## BEGIN
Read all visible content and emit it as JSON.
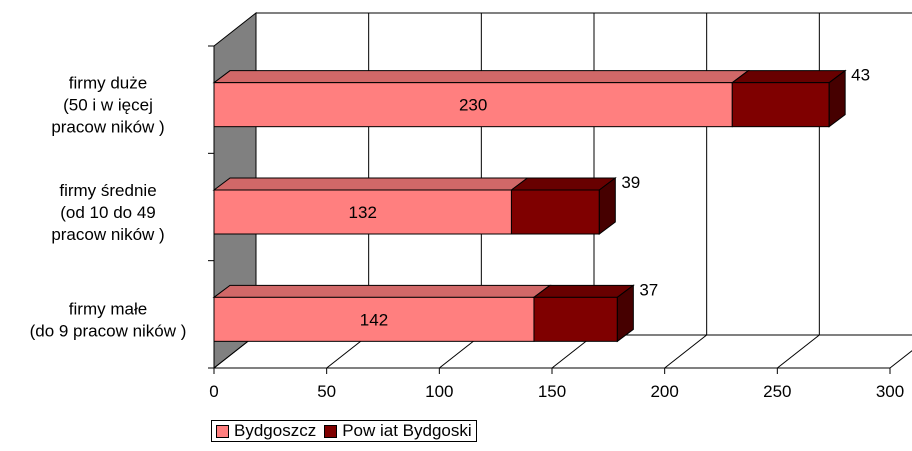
{
  "chart_data": {
    "type": "bar",
    "orientation": "horizontal",
    "stacked": true,
    "three_d": true,
    "categories": [
      [
        "firmy małe",
        "(do 9 pracow ników )"
      ],
      [
        "firmy średnie",
        "(od 10 do 49",
        "pracow ników )"
      ],
      [
        "firmy duże",
        "(50 i w ięcej",
        "pracow ników )"
      ]
    ],
    "series": [
      {
        "name": "Bydgoszcz",
        "values": [
          142,
          132,
          230
        ],
        "color": "#FF7F7F"
      },
      {
        "name": "Pow iat Bydgoski",
        "values": [
          37,
          39,
          43
        ],
        "color": "#7F0000"
      }
    ],
    "xlim": [
      0,
      300
    ],
    "x_ticks": [
      "0",
      "50",
      "100",
      "150",
      "200",
      "250",
      "300"
    ],
    "grid": true,
    "legend_position": "bottom-left",
    "title": "",
    "xlabel": "",
    "ylabel": ""
  }
}
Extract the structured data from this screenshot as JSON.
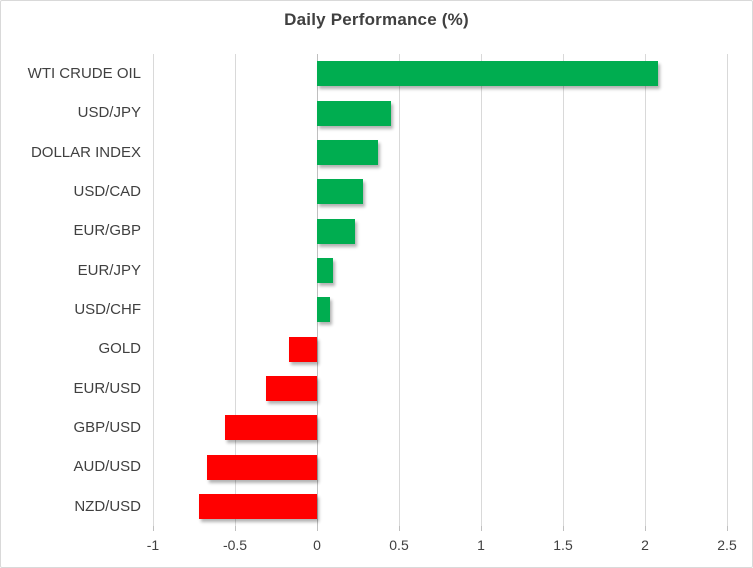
{
  "chart_data": {
    "type": "bar",
    "orientation": "horizontal",
    "title": "Daily Performance (%)",
    "categories": [
      "WTI CRUDE OIL",
      "USD/JPY",
      "DOLLAR INDEX",
      "USD/CAD",
      "EUR/GBP",
      "EUR/JPY",
      "USD/CHF",
      "GOLD",
      "EUR/USD",
      "GBP/USD",
      "AUD/USD",
      "NZD/USD"
    ],
    "values": [
      2.08,
      0.45,
      0.37,
      0.28,
      0.23,
      0.1,
      0.08,
      -0.17,
      -0.31,
      -0.56,
      -0.67,
      -0.72
    ],
    "xlabel": "",
    "ylabel": "",
    "xlim": [
      -1,
      2.5
    ],
    "xticks": [
      -1,
      -0.5,
      0,
      0.5,
      1,
      1.5,
      2,
      2.5
    ],
    "xtick_labels": [
      "-1",
      "-0.5",
      "0",
      "0.5",
      "1",
      "1.5",
      "2",
      "2.5"
    ],
    "grid": true,
    "legend": false,
    "colors": {
      "positive": "#00ad50",
      "negative": "#ff0000",
      "gridline": "#d9d9d9",
      "zero_line": "#bfbfbf",
      "text": "#404040"
    }
  }
}
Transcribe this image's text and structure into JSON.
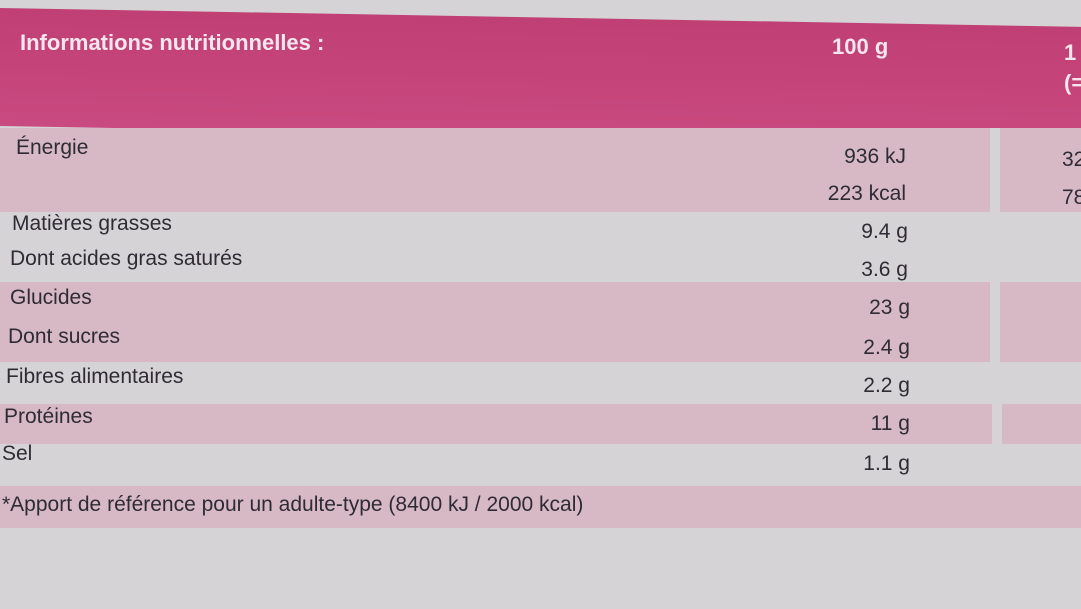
{
  "header": {
    "title": "Informations nutritionnelles :",
    "col_100g": "100 g",
    "col_portion_line1": "1",
    "col_portion_line2": "(="
  },
  "rows": [
    {
      "label": "Énergie",
      "value": "936 kJ",
      "portion": "32"
    },
    {
      "label": "",
      "value": "223 kcal",
      "portion": "78"
    },
    {
      "label": "Matières grasses",
      "value": "9.4 g"
    },
    {
      "label": "Dont acides gras saturés",
      "value": "3.6 g"
    },
    {
      "label": "Glucides",
      "value": "23 g"
    },
    {
      "label": "Dont sucres",
      "value": "2.4 g"
    },
    {
      "label": "Fibres alimentaires",
      "value": "2.2 g"
    },
    {
      "label": "Protéines",
      "value": "11 g"
    },
    {
      "label": "Sel",
      "value": "1.1 g"
    }
  ],
  "footnote": "*Apport de référence pour un adulte-type (8400 kJ / 2000 kcal)",
  "colors": {
    "header": "#c3427a",
    "band": "#d7b9c6",
    "background": "#d6d3d6"
  }
}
## END
__Task goal__.
Leave out the pictures and print each record exactly as it stands.

__Answer to this exercise__.
Read all visible content and emit it as JSON.
{
  "chart_data": {
    "type": "bar",
    "orientation": "horizontal",
    "stacked": true,
    "three_d": true,
    "categories": [
      [
        "firmy małe",
        "(do 9 pracow ników )"
      ],
      [
        "firmy średnie",
        "(od 10 do 49",
        "pracow ników )"
      ],
      [
        "firmy duże",
        "(50 i w ięcej",
        "pracow ników )"
      ]
    ],
    "series": [
      {
        "name": "Bydgoszcz",
        "values": [
          142,
          132,
          230
        ],
        "color": "#FF7F7F"
      },
      {
        "name": "Pow iat Bydgoski",
        "values": [
          37,
          39,
          43
        ],
        "color": "#7F0000"
      }
    ],
    "xlim": [
      0,
      300
    ],
    "x_ticks": [
      "0",
      "50",
      "100",
      "150",
      "200",
      "250",
      "300"
    ],
    "grid": true,
    "legend_position": "bottom-left",
    "title": "",
    "xlabel": "",
    "ylabel": ""
  }
}
Extract the structured data from this screenshot as JSON.
{
  "chart_data": {
    "type": "bar",
    "orientation": "horizontal",
    "title": "Daily Performance (%)",
    "categories": [
      "WTI CRUDE OIL",
      "USD/JPY",
      "DOLLAR INDEX",
      "USD/CAD",
      "EUR/GBP",
      "EUR/JPY",
      "USD/CHF",
      "GOLD",
      "EUR/USD",
      "GBP/USD",
      "AUD/USD",
      "NZD/USD"
    ],
    "values": [
      2.08,
      0.45,
      0.37,
      0.28,
      0.23,
      0.1,
      0.08,
      -0.17,
      -0.31,
      -0.56,
      -0.67,
      -0.72
    ],
    "xlabel": "",
    "ylabel": "",
    "xlim": [
      -1,
      2.5
    ],
    "xticks": [
      -1,
      -0.5,
      0,
      0.5,
      1,
      1.5,
      2,
      2.5
    ],
    "xtick_labels": [
      "-1",
      "-0.5",
      "0",
      "0.5",
      "1",
      "1.5",
      "2",
      "2.5"
    ],
    "grid": true,
    "legend": false,
    "colors": {
      "positive": "#00ad50",
      "negative": "#ff0000",
      "gridline": "#d9d9d9",
      "zero_line": "#bfbfbf",
      "text": "#404040"
    }
  }
}
Transcribe this image's text and structure into JSON.
{
  "header": {
    "title": "Informations nutritionnelles :",
    "col_100g": "100 g",
    "col_portion_line1": "1",
    "col_portion_line2": "(="
  },
  "rows": [
    {
      "label": "Énergie",
      "value": "936 kJ",
      "portion": "32"
    },
    {
      "label": "",
      "value": "223 kcal",
      "portion": "78"
    },
    {
      "label": "Matières grasses",
      "value": "9.4 g"
    },
    {
      "label": "Dont acides gras saturés",
      "value": "3.6 g"
    },
    {
      "label": "Glucides",
      "value": "23 g"
    },
    {
      "label": "Dont sucres",
      "value": "2.4 g"
    },
    {
      "label": "Fibres alimentaires",
      "value": "2.2 g"
    },
    {
      "label": "Protéines",
      "value": "11 g"
    },
    {
      "label": "Sel",
      "value": "1.1 g"
    }
  ],
  "footnote": "*Apport de référence pour un adulte-type (8400 kJ / 2000 kcal)",
  "colors": {
    "header": "#c3427a",
    "band": "#d7b9c6",
    "background": "#d6d3d6"
  }
}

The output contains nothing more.